[Records from a collection of figures]
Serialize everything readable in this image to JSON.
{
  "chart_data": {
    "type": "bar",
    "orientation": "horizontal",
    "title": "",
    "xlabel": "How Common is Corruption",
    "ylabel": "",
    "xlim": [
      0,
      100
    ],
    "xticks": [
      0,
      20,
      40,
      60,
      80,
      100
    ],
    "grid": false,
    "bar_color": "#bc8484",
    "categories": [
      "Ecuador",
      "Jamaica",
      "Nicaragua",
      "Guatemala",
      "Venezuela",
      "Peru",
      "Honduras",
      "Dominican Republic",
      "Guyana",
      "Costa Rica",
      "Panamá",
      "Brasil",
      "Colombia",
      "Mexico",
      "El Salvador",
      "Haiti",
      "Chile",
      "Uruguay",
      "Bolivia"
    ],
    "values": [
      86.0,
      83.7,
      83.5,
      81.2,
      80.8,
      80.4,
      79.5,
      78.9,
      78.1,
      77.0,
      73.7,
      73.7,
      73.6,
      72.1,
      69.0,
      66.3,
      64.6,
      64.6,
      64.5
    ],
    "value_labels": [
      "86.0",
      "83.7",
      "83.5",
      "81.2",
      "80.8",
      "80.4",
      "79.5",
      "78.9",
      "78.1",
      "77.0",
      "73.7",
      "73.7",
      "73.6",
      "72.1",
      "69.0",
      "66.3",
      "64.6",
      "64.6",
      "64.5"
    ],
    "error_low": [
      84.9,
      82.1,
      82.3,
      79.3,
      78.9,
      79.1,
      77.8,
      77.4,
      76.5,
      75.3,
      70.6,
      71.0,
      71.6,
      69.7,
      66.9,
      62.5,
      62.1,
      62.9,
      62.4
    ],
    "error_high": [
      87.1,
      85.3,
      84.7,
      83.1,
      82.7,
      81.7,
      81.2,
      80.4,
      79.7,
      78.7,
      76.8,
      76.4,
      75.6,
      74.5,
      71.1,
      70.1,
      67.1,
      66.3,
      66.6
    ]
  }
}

## EXERCISE TASK
Could you reproduce every record above exactly as it appears?

## OUTPUT BELOW
Serialize everything readable in this image to JSON.
{
  "chart_data": {
    "type": "bar",
    "orientation": "horizontal",
    "title": "",
    "xlabel": "How Common is Corruption",
    "ylabel": "",
    "xlim": [
      0,
      100
    ],
    "xticks": [
      0,
      20,
      40,
      60,
      80,
      100
    ],
    "grid": false,
    "bar_color": "#bc8484",
    "categories": [
      "Ecuador",
      "Jamaica",
      "Nicaragua",
      "Guatemala",
      "Venezuela",
      "Peru",
      "Honduras",
      "Dominican Republic",
      "Guyana",
      "Costa Rica",
      "Panamá",
      "Brasil",
      "Colombia",
      "Mexico",
      "El Salvador",
      "Haiti",
      "Chile",
      "Uruguay",
      "Bolivia"
    ],
    "values": [
      86.0,
      83.7,
      83.5,
      81.2,
      80.8,
      80.4,
      79.5,
      78.9,
      78.1,
      77.0,
      73.7,
      73.7,
      73.6,
      72.1,
      69.0,
      66.3,
      64.6,
      64.6,
      64.5
    ],
    "value_labels": [
      "86.0",
      "83.7",
      "83.5",
      "81.2",
      "80.8",
      "80.4",
      "79.5",
      "78.9",
      "78.1",
      "77.0",
      "73.7",
      "73.7",
      "73.6",
      "72.1",
      "69.0",
      "66.3",
      "64.6",
      "64.6",
      "64.5"
    ],
    "error_low": [
      84.9,
      82.1,
      82.3,
      79.3,
      78.9,
      79.1,
      77.8,
      77.4,
      76.5,
      75.3,
      70.6,
      71.0,
      71.6,
      69.7,
      66.9,
      62.5,
      62.1,
      62.9,
      62.4
    ],
    "error_high": [
      87.1,
      85.3,
      84.7,
      83.1,
      82.7,
      81.7,
      81.2,
      80.4,
      79.7,
      78.7,
      76.8,
      76.4,
      75.6,
      74.5,
      71.1,
      70.1,
      67.1,
      66.3,
      66.6
    ]
  }
}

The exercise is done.